Task details
Every line in the listing is to be echoed verbatim.

Data provided
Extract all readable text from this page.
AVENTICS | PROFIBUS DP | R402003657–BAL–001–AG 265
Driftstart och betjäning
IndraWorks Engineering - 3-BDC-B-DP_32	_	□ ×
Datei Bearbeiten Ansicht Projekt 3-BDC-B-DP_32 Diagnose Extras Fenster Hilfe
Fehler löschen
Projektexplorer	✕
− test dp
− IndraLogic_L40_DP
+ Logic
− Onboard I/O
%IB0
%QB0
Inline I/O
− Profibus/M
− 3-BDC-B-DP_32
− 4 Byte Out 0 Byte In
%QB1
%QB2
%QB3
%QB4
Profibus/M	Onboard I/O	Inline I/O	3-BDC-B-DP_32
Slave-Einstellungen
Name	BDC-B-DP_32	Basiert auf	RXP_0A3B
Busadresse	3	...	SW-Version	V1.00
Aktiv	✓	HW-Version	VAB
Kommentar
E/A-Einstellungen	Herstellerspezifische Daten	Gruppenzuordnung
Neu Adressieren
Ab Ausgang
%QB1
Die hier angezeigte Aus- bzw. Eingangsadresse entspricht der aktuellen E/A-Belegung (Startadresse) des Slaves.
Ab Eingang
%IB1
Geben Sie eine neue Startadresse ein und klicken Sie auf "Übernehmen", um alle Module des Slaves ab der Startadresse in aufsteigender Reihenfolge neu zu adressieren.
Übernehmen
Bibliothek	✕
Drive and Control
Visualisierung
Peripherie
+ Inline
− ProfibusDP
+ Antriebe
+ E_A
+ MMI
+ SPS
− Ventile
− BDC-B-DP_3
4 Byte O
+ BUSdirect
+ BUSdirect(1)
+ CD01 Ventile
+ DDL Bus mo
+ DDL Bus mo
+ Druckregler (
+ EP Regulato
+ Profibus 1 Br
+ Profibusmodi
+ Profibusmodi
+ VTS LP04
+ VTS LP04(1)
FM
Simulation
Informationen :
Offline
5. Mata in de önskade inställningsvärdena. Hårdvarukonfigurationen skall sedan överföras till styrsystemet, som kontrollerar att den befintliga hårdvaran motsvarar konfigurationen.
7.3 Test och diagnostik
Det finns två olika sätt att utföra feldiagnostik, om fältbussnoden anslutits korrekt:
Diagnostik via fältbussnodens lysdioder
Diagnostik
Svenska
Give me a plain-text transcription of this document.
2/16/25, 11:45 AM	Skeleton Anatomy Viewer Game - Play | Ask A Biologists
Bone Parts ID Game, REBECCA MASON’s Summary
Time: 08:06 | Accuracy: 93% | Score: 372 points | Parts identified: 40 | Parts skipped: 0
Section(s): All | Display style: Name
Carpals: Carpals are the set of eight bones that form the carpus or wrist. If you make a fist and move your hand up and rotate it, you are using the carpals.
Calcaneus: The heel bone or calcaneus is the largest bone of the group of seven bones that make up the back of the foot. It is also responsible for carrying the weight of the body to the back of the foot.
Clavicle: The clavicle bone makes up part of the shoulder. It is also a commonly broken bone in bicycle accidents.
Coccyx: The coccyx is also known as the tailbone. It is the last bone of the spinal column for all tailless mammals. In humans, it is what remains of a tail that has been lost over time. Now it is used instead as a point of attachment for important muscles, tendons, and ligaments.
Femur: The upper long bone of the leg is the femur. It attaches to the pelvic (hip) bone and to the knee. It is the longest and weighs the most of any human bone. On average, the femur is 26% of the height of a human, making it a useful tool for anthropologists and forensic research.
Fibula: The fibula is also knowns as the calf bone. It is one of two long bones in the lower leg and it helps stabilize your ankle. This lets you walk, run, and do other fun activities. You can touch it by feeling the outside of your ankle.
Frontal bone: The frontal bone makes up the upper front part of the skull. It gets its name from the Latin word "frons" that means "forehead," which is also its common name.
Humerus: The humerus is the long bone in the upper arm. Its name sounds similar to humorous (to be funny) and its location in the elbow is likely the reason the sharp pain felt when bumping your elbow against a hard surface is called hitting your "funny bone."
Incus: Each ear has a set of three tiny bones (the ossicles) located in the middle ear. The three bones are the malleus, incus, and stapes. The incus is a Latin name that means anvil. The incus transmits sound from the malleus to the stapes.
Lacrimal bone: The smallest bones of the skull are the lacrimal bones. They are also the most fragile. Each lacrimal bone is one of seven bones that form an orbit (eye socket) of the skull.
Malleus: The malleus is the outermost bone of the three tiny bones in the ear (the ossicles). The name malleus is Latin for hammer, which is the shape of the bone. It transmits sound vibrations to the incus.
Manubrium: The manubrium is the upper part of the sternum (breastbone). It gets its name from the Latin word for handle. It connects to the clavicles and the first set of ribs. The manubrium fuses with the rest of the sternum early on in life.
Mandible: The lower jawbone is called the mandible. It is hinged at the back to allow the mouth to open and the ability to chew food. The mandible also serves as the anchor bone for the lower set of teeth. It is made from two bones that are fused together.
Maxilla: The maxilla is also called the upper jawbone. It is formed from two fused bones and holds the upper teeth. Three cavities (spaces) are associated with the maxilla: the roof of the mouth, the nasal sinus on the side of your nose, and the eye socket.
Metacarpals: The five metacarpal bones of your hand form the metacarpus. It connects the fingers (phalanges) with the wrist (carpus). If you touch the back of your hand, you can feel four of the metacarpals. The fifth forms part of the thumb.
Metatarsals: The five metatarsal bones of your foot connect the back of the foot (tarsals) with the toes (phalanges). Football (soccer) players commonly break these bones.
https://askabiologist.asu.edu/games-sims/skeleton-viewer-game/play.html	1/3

Answer to this problem
Extract all readable text from this page.
AVENTICS | PROFIBUS DP | R402003657–BAL–001–AG 265
Driftstart och betjäning
IndraWorks Engineering - 3-BDC-B-DP_32	_	□ ×
Datei Bearbeiten Ansicht Projekt 3-BDC-B-DP_32 Diagnose Extras Fenster Hilfe
Fehler löschen
Projektexplorer	✕
− test dp
− IndraLogic_L40_DP
+ Logic
− Onboard I/O
%IB0
%QB0
Inline I/O
− Profibus/M
− 3-BDC-B-DP_32
− 4 Byte Out 0 Byte In
%QB1
%QB2
%QB3
%QB4
Profibus/M	Onboard I/O	Inline I/O	3-BDC-B-DP_32
Slave-Einstellungen
Name	BDC-B-DP_32	Basiert auf	RXP_0A3B
Busadresse	3	...	SW-Version	V1.00
Aktiv	✓	HW-Version	VAB
Kommentar
E/A-Einstellungen	Herstellerspezifische Daten	Gruppenzuordnung
Neu Adressieren
Ab Ausgang
%QB1
Die hier angezeigte Aus- bzw. Eingangsadresse entspricht der aktuellen E/A-Belegung (Startadresse) des Slaves.
Ab Eingang
%IB1
Geben Sie eine neue Startadresse ein und klicken Sie auf "Übernehmen", um alle Module des Slaves ab der Startadresse in aufsteigender Reihenfolge neu zu adressieren.
Übernehmen
Bibliothek	✕
Drive and Control
Visualisierung
Peripherie
+ Inline
− ProfibusDP
+ Antriebe
+ E_A
+ MMI
+ SPS
− Ventile
− BDC-B-DP_3
4 Byte O
+ BUSdirect
+ BUSdirect(1)
+ CD01 Ventile
+ DDL Bus mo
+ DDL Bus mo
+ Druckregler (
+ EP Regulato
+ Profibus 1 Br
+ Profibusmodi
+ Profibusmodi
+ VTS LP04
+ VTS LP04(1)
FM
Simulation
Informationen :
Offline
5. Mata in de önskade inställningsvärdena. Hårdvarukonfigurationen skall sedan överföras till styrsystemet, som kontrollerar att den befintliga hårdvaran motsvarar konfigurationen.
7.3 Test och diagnostik
Det finns två olika sätt att utföra feldiagnostik, om fältbussnoden anslutits korrekt:
Diagnostik via fältbussnodens lysdioder
Diagnostik
Svenska
Give me a plain-text transcription of this document.
2/16/25, 11:45 AM	Skeleton Anatomy Viewer Game - Play | Ask A Biologists
Bone Parts ID Game, REBECCA MASON’s Summary
Time: 08:06 | Accuracy: 93% | Score: 372 points | Parts identified: 40 | Parts skipped: 0
Section(s): All | Display style: Name
Carpals: Carpals are the set of eight bones that form the carpus or wrist. If you make a fist and move your hand up and rotate it, you are using the carpals.
Calcaneus: The heel bone or calcaneus is the largest bone of the group of seven bones that make up the back of the foot. It is also responsible for carrying the weight of the body to the back of the foot.
Clavicle: The clavicle bone makes up part of the shoulder. It is also a commonly broken bone in bicycle accidents.
Coccyx: The coccyx is also known as the tailbone. It is the last bone of the spinal column for all tailless mammals. In humans, it is what remains of a tail that has been lost over time. Now it is used instead as a point of attachment for important muscles, tendons, and ligaments.
Femur: The upper long bone of the leg is the femur. It attaches to the pelvic (hip) bone and to the knee. It is the longest and weighs the most of any human bone. On average, the femur is 26% of the height of a human, making it a useful tool for anthropologists and forensic research.
Fibula: The fibula is also knowns as the calf bone. It is one of two long bones in the lower leg and it helps stabilize your ankle. This lets you walk, run, and do other fun activities. You can touch it by feeling the outside of your ankle.
Frontal bone: The frontal bone makes up the upper front part of the skull. It gets its name from the Latin word "frons" that means "forehead," which is also its common name.
Humerus: The humerus is the long bone in the upper arm. Its name sounds similar to humorous (to be funny) and its location in the elbow is likely the reason the sharp pain felt when bumping your elbow against a hard surface is called hitting your "funny bone."
Incus: Each ear has a set of three tiny bones (the ossicles) located in the middle ear. The three bones are the malleus, incus, and stapes. The incus is a Latin name that means anvil. The incus transmits sound from the malleus to the stapes.
Lacrimal bone: The smallest bones of the skull are the lacrimal bones. They are also the most fragile. Each lacrimal bone is one of seven bones that form an orbit (eye socket) of the skull.
Malleus: The malleus is the outermost bone of the three tiny bones in the ear (the ossicles). The name malleus is Latin for hammer, which is the shape of the bone. It transmits sound vibrations to the incus.
Manubrium: The manubrium is the upper part of the sternum (breastbone). It gets its name from the Latin word for handle. It connects to the clavicles and the first set of ribs. The manubrium fuses with the rest of the sternum early on in life.
Mandible: The lower jawbone is called the mandible. It is hinged at the back to allow the mouth to open and the ability to chew food. The mandible also serves as the anchor bone for the lower set of teeth. It is made from two bones that are fused together.
Maxilla: The maxilla is also called the upper jawbone. It is formed from two fused bones and holds the upper teeth. Three cavities (spaces) are associated with the maxilla: the roof of the mouth, the nasal sinus on the side of your nose, and the eye socket.
Metacarpals: The five metacarpal bones of your hand form the metacarpus. It connects the fingers (phalanges) with the wrist (carpus). If you touch the back of your hand, you can feel four of the metacarpals. The fifth forms part of the thumb.
Metatarsals: The five metatarsal bones of your foot connect the back of the foot (tarsals) with the toes (phalanges). Football (soccer) players commonly break these bones.
https://askabiologist.asu.edu/games-sims/skeleton-viewer-game/play.html	1/3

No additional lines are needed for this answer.